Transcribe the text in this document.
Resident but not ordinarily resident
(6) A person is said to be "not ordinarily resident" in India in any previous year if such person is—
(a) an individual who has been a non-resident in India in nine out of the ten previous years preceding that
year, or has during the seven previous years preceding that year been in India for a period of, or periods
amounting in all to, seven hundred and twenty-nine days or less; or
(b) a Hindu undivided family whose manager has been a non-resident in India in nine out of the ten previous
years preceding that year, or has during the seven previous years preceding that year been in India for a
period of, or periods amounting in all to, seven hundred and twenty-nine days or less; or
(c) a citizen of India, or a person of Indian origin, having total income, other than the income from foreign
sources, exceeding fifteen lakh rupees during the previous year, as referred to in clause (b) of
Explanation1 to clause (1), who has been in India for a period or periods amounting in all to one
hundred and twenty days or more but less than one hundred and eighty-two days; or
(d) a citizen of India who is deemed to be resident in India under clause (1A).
__________________________________________________
DIRECTIONS → Among the lines of the material, find those that hold the word "been" and copy them.

COMPLETE ANSWER →
(a) an individual who has been a non-resident in India in nine out of the ten previous years preceding that
year, or has during the seven previous years preceding that year been in India for a period of, or periods
(b) a Hindu undivided family whose manager has been a non-resident in India in nine out of the ten previous
years preceding that year, or has during the seven previous years preceding that year been in India for a
Explanation1 to clause (1), who has been in India for a period or periods amounting in all to one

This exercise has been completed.